#### SET EXERCISE
Everything from the line containing "What does this" to the final line of the records below should be given again exactly, and nothing else.

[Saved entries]
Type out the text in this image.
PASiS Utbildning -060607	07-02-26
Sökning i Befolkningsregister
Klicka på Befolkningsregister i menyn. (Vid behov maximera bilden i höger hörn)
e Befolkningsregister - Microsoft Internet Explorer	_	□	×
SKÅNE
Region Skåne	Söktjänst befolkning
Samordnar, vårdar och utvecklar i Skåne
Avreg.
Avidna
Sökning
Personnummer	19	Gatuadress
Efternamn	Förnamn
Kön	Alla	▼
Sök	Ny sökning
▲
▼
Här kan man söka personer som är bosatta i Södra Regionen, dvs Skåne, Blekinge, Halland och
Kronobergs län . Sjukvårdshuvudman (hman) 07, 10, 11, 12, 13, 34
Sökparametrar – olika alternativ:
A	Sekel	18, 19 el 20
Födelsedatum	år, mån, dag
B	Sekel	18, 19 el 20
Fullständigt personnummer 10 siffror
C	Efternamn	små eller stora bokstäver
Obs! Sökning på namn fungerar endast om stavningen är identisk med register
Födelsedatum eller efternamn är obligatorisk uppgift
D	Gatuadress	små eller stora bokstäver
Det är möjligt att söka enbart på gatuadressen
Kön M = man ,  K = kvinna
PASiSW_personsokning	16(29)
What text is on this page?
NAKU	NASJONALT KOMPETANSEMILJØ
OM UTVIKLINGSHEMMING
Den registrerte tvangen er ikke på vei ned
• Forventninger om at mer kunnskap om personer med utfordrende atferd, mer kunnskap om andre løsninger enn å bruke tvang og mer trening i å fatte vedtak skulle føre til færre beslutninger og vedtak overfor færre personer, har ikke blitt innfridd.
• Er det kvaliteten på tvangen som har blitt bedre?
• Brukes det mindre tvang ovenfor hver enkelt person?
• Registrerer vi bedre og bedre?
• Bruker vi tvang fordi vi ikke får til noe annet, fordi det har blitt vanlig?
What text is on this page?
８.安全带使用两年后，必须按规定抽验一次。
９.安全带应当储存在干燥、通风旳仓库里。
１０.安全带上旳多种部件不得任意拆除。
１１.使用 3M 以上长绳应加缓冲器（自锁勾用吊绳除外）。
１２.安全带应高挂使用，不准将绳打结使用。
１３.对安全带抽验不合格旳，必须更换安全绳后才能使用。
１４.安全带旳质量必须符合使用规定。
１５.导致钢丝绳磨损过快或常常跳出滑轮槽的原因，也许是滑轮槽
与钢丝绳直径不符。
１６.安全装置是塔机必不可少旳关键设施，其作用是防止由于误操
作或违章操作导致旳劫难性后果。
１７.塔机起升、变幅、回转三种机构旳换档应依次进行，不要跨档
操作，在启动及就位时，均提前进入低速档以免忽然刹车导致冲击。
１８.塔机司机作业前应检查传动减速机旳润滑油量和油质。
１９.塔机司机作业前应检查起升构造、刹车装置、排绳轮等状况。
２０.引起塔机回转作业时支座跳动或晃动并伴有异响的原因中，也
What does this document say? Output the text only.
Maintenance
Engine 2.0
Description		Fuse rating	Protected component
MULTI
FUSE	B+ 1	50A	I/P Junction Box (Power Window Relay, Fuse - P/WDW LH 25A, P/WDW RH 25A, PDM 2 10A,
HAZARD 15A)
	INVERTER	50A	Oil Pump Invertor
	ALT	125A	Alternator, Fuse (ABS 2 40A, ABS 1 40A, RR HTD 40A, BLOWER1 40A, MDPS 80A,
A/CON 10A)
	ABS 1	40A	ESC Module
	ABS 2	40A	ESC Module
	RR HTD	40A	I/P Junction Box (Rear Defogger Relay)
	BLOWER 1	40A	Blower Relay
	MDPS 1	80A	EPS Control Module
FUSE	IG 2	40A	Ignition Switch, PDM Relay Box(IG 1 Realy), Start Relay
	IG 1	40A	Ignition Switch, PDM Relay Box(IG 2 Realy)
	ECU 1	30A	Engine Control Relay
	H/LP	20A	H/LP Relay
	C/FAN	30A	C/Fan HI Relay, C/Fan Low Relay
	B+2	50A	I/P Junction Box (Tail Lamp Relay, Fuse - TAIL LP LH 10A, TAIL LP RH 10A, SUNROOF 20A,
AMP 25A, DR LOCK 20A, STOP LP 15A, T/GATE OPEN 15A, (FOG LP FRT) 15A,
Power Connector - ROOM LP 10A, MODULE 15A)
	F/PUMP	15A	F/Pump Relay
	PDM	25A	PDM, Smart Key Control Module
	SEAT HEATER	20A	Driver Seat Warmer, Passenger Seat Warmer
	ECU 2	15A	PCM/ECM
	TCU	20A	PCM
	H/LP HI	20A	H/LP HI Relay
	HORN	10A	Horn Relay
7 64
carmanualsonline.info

#### WORKED ANSWER
What does this document say? Output the text only.
Maintenance
Engine 2.0
Description		Fuse rating	Protected component
MULTI
FUSE	B+ 1	50A	I/P Junction Box (Power Window Relay, Fuse - P/WDW LH 25A, P/WDW RH 25A, PDM 2 10A,
HAZARD 15A)
	INVERTER	50A	Oil Pump Invertor
	ALT	125A	Alternator, Fuse (ABS 2 40A, ABS 1 40A, RR HTD 40A, BLOWER1 40A, MDPS 80A,
A/CON 10A)
	ABS 1	40A	ESC Module
	ABS 2	40A	ESC Module
	RR HTD	40A	I/P Junction Box (Rear Defogger Relay)
	BLOWER 1	40A	Blower Relay
	MDPS 1	80A	EPS Control Module
FUSE	IG 2	40A	Ignition Switch, PDM Relay Box(IG 1 Realy), Start Relay
	IG 1	40A	Ignition Switch, PDM Relay Box(IG 2 Realy)
	ECU 1	30A	Engine Control Relay
	H/LP	20A	H/LP Relay
	C/FAN	30A	C/Fan HI Relay, C/Fan Low Relay
	B+2	50A	I/P Junction Box (Tail Lamp Relay, Fuse - TAIL LP LH 10A, TAIL LP RH 10A, SUNROOF 20A,
AMP 25A, DR LOCK 20A, STOP LP 15A, T/GATE OPEN 15A, (FOG LP FRT) 15A,
Power Connector - ROOM LP 10A, MODULE 15A)
	F/PUMP	15A	F/Pump Relay
	PDM	25A	PDM, Smart Key Control Module
	SEAT HEATER	20A	Driver Seat Warmer, Passenger Seat Warmer
	ECU 2	15A	PCM/ECM
	TCU	20A	PCM
	H/LP HI	20A	H/LP HI Relay
	HORN	10A	Horn Relay
7 64
carmanualsonline.info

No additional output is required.